Material provided:
####
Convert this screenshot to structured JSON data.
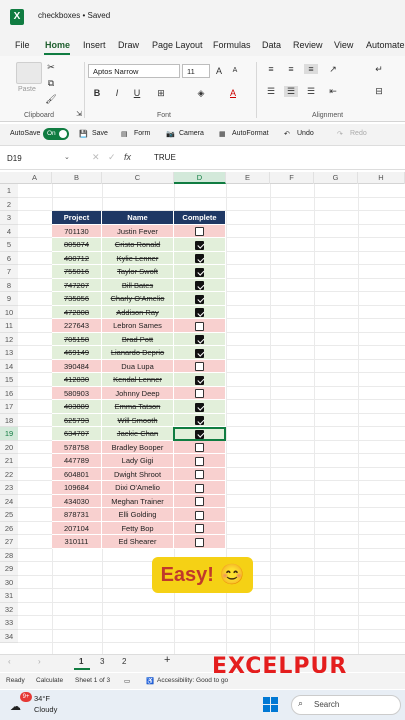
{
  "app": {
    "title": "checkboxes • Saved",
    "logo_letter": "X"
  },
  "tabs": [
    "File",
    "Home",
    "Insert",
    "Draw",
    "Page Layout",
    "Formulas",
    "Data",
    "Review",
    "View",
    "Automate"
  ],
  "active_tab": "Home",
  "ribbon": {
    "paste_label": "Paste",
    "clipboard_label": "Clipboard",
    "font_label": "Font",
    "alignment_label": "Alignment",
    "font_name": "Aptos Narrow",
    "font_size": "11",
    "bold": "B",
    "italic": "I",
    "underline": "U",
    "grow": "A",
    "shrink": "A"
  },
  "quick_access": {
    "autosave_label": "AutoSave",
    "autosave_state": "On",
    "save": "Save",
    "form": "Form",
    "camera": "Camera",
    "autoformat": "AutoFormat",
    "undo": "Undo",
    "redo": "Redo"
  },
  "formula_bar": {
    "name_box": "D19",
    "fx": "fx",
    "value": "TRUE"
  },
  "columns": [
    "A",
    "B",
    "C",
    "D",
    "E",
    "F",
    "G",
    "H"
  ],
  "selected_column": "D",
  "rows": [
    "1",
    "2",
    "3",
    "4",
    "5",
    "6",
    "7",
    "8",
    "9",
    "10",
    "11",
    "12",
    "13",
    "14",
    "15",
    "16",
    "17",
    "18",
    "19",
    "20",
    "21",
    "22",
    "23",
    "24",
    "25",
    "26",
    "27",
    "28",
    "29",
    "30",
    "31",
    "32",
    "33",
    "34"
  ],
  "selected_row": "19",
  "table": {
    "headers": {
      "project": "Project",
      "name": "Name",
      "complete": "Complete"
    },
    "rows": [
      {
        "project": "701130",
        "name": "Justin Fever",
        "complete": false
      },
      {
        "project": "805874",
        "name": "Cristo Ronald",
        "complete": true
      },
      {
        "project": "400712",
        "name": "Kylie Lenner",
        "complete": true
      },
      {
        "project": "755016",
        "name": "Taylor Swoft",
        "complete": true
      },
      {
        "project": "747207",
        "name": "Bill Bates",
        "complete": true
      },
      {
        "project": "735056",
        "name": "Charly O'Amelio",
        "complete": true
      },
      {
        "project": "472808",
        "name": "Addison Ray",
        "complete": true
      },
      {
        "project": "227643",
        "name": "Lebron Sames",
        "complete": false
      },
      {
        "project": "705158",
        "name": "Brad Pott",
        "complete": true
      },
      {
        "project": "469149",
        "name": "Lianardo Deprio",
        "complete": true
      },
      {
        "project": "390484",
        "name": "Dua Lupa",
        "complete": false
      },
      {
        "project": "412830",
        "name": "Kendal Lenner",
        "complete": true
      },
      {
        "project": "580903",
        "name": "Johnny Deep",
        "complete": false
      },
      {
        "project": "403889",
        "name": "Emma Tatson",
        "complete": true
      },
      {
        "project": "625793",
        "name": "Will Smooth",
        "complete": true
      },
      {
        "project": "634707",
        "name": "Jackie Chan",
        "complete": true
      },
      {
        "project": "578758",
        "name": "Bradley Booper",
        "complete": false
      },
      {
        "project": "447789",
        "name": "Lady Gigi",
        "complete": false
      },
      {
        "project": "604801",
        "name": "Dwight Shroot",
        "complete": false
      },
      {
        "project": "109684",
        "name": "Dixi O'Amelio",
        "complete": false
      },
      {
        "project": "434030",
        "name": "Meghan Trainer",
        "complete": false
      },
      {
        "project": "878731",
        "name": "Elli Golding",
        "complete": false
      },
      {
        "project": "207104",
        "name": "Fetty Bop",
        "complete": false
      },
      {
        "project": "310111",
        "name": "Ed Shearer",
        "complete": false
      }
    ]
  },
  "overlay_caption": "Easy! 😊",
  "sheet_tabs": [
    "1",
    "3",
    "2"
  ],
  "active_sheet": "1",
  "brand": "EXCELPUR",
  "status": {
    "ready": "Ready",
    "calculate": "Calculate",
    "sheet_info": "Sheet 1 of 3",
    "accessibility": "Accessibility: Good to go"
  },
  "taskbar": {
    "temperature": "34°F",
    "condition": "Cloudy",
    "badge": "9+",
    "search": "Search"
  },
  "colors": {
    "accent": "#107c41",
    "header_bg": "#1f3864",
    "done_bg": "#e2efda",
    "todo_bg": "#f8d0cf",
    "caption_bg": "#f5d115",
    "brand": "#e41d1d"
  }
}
####
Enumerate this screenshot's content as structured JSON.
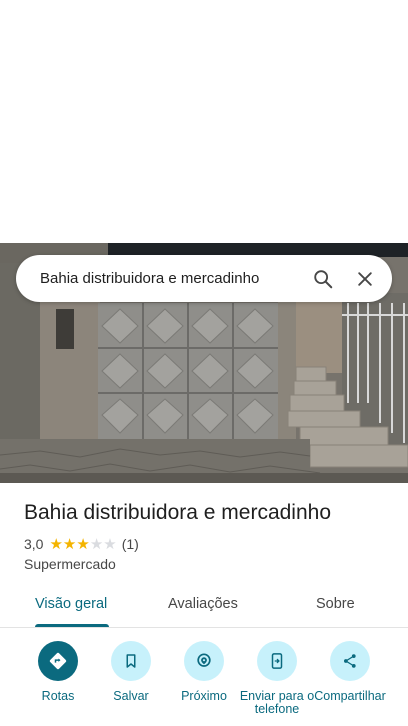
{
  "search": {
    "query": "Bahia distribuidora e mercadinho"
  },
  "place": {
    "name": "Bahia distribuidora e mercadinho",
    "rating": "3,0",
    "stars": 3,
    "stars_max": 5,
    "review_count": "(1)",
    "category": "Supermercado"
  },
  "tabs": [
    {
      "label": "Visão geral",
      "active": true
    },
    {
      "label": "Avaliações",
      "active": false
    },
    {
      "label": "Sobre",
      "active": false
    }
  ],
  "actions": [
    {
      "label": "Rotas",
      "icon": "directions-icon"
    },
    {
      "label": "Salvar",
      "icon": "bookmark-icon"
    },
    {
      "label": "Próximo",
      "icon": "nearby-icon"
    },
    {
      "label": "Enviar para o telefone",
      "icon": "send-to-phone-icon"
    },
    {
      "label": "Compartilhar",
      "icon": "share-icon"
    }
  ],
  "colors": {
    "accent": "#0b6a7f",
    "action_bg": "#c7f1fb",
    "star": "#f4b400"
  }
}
####
What you will do: Pull out each line of the entries that contains "mercadinho".

Response to this task:
    "query": "Bahia distribuidora e mercadinho"
    "name": "Bahia distribuidora e mercadinho",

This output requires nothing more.